:: Exercise ::
Whenever the word "necessary" turns up in a line of the data below, copy that line.

:: Records for processing ::
☆ ☆ ☆ ☆ ☆ ☆ ☆

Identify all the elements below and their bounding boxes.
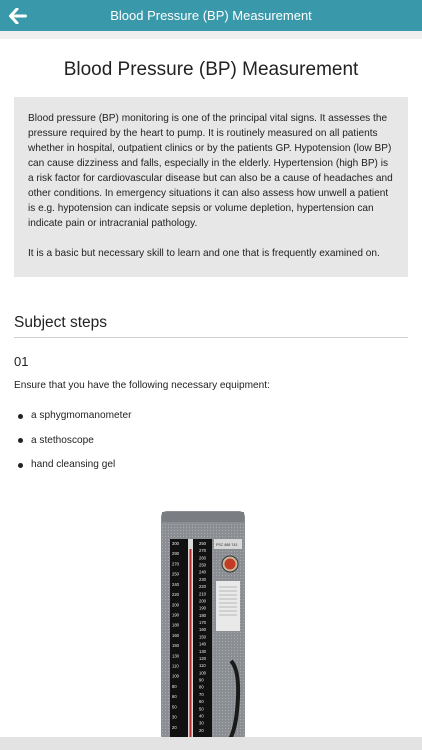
scale-tick-label: 50 [172, 704, 177, 710]
step-number: 01 [14, 354, 29, 369]
nav-title: Blood Pressure (BP) Measurement [110, 8, 312, 23]
list-item-label: a sphygmomanometer [31, 410, 132, 421]
scale-tick-label: 130 [199, 648, 206, 654]
scroll-content[interactable] [0, 39, 422, 737]
scale-tick-label: 250 [199, 562, 206, 568]
scale-tick-label: 150 [172, 643, 179, 649]
scale-tick-label: 250 [199, 541, 206, 546]
scale-tick-label: 80 [172, 683, 177, 689]
nav-bar [0, 0, 422, 31]
section-divider [14, 337, 408, 338]
scale-tick-label: 270 [172, 561, 179, 567]
page-title: Blood Pressure (BP) Measurement [63, 59, 359, 80]
equipment-list [18, 409, 131, 483]
scale-tick-label: 110 [172, 663, 179, 669]
intro-paragraph: Blood pressure (BP) monitoring is one of the principal vital signs. It assesses the pressure required by the heart to pump. It is routinely measured on all patients whether in hospital, outpatient clinics or by the patients GP. Hypotension (low BP) can cause dizziness and falls, especially in the elderly. Hypertension (high BP) is a risk factor for cardiovascular disease but can also be a cause of headaches and other conditions. In emergency situations it can also assess how unwell a patient is e.g. hypotension can indicate sepsis or volume depletion, hypertension can indicate pain or intracranial pathology. [28, 113, 393, 229]
scale-tick-label: 30 [172, 714, 177, 720]
scale-tick-label: 160 [199, 627, 206, 633]
bullet-icon [18, 438, 23, 443]
scale-tick-label: 30 [199, 720, 204, 726]
list-item [18, 458, 131, 483]
intro-box [14, 97, 408, 277]
scale-tick-label: 120 [199, 655, 206, 661]
scale-tick-label: 210 [199, 591, 206, 597]
scale-tick-label: 20 [172, 724, 177, 730]
sphygmomanometer-image [161, 511, 245, 737]
sphygmomanometer-illustration [161, 511, 245, 737]
scale-tick-label: 110 [199, 663, 206, 669]
scale-tick-label: 80 [199, 684, 204, 690]
scale-tick-label: 160 [172, 632, 179, 638]
list-item [18, 434, 131, 459]
scale-tick-label: 40 [199, 713, 204, 719]
scale-tick-label: 150 [199, 634, 206, 640]
scale-tick-label: 200 [172, 602, 179, 608]
scale-tick-label: 100 [199, 670, 206, 676]
back-button[interactable] [6, 4, 30, 28]
scale-tick-label: 70 [199, 691, 204, 697]
section-heading: Subject steps [14, 314, 108, 331]
scale-tick-label: 220 [172, 592, 179, 598]
scale-tick-label: 190 [172, 612, 179, 618]
scale-tick-label: 170 [199, 620, 206, 626]
scale-tick-label: 290 [172, 551, 179, 557]
list-item-label: a stethoscope [31, 434, 94, 446]
list-item-label: hand cleansing gel [31, 459, 116, 470]
scale-tick-label: 250 [172, 571, 179, 577]
scale-tick-label: 180 [199, 612, 206, 618]
scale-tick-label: 300 [172, 541, 179, 546]
scale-tick-label: 190 [199, 605, 206, 611]
scale-tick-label: 200 [199, 598, 206, 604]
bottom-bar [0, 737, 422, 750]
nav-divider [0, 31, 422, 39]
scale-tick-label: 50 [199, 706, 204, 712]
scale-tick-label: 270 [199, 548, 206, 554]
arrow-left-icon [9, 8, 27, 24]
scale-tick-label: 60 [199, 699, 204, 705]
scale-tick-label: 60 [172, 694, 177, 700]
scale-tick-label: 20 [199, 727, 204, 733]
mercury-column [190, 549, 192, 737]
bullet-icon [18, 414, 23, 419]
bullet-icon [18, 463, 23, 468]
scale-tick-label: 140 [199, 641, 206, 647]
scale-tick-label: 230 [199, 576, 206, 582]
step-text: Ensure that you have the following necessary equipment: [14, 380, 270, 391]
scale-tick-label: 240 [199, 569, 206, 575]
scale-tick-label: 220 [199, 584, 206, 590]
scale-tick-label: 180 [172, 622, 179, 628]
scale-tick-label: 130 [172, 653, 179, 659]
list-item [18, 409, 131, 434]
intro-paragraph: It is a basic but necessary skill to learn and one that is frequently examined on. [28, 248, 380, 259]
scale-tick-label: 240 [172, 581, 179, 587]
device-label: PSC 888 743 [216, 543, 238, 547]
device-info-plate [216, 581, 240, 631]
scale-tick-label: 100 [172, 673, 179, 679]
scale-tick-label: 90 [199, 677, 204, 683]
scale-tick-label: 260 [199, 555, 206, 561]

☆ ☆ ☆ ☆ ☆ ☆ ☆

:: Result ::
step-text: Ensure that you have the following necessary equipment: [14, 380, 270, 391]
intro-paragraph: It is a basic but necessary skill to learn and one that is frequently examined on. [28, 248, 380, 259]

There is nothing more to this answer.